**** Given data ****

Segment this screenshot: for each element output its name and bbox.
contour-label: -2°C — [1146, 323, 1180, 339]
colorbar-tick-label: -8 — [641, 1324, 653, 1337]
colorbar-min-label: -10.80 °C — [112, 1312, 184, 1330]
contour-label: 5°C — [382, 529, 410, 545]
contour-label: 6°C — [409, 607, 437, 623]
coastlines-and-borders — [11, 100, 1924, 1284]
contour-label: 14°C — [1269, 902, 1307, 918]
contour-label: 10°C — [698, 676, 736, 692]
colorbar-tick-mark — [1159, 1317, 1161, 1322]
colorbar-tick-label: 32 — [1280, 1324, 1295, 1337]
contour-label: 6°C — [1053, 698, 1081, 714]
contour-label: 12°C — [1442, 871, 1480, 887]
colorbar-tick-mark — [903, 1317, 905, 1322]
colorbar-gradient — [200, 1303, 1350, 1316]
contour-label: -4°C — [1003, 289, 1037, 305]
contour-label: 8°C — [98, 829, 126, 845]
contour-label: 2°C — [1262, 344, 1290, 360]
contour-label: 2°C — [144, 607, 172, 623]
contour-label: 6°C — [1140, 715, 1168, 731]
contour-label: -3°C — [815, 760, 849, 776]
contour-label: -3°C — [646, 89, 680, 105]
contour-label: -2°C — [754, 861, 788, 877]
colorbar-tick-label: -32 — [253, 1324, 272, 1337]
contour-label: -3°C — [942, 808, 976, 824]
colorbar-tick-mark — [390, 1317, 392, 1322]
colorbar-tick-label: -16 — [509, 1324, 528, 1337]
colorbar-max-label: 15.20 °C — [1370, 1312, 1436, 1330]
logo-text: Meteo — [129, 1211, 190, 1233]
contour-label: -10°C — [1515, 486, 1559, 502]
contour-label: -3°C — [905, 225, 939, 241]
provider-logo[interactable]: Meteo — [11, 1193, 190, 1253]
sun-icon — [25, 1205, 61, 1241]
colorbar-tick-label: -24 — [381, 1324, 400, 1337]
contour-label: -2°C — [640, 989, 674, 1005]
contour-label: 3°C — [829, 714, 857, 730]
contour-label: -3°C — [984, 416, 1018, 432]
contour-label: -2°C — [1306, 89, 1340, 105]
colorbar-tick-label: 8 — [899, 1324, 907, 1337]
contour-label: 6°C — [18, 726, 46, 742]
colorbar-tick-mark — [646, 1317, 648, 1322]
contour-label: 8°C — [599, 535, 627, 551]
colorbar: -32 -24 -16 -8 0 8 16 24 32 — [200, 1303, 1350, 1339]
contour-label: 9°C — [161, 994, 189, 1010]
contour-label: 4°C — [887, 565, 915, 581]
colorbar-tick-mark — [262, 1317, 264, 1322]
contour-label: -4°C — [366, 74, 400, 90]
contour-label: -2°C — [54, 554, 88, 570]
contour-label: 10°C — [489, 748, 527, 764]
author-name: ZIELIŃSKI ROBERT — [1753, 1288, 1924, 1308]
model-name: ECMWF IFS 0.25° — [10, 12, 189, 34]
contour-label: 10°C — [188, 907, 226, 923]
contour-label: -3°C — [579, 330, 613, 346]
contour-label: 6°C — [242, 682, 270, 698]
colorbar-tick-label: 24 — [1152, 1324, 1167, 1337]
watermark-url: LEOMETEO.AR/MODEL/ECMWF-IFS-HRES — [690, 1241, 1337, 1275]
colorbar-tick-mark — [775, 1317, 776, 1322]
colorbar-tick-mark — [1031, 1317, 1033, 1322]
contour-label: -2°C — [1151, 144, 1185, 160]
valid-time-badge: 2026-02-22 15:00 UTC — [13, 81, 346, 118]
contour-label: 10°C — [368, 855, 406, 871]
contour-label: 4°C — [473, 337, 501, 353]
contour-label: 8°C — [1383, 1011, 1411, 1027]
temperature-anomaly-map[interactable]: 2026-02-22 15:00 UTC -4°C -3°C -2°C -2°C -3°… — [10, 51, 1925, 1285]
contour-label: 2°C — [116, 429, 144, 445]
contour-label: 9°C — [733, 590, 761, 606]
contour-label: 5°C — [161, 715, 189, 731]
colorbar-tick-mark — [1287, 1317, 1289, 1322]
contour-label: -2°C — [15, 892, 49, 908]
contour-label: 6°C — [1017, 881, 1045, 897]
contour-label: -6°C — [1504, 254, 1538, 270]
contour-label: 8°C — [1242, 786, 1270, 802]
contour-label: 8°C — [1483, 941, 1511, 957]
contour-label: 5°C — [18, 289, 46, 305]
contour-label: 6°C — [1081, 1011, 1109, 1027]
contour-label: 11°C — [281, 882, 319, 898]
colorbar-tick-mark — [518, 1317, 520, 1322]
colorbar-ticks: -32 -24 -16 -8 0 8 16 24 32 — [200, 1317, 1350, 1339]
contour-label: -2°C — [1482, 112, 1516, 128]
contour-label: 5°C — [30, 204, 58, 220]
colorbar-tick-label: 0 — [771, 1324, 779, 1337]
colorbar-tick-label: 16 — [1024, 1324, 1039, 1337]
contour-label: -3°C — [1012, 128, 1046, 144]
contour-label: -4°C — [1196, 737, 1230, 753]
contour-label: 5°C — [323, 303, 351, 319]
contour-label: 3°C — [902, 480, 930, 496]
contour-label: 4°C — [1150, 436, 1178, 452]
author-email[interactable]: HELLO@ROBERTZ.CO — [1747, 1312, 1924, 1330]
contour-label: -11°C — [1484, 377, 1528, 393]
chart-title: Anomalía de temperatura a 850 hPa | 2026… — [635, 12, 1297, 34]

****

# Problem details
Please express the lines of the material, from its start through the line containing "contour-label: 5°C — [382, 529, 410, 545]", inclusive, as a Markdown table with the columns "Line" and "Text", leaving out any blank lines.

# Expected answer
| Line | Text |
|---|---|
| 1 | Segment this screenshot: for each element output its name and bbox. |
| 2 | contour-label: -2°C — [1146, 323, 1180, 339] |
| 3 | colorbar-tick-label: -8 — [641, 1324, 653, 1337] |
| 4 | colorbar-min-label: -10.80 °C — [112, 1312, 184, 1330] |
| 5 | contour-label: 5°C — [382, 529, 410, 545] |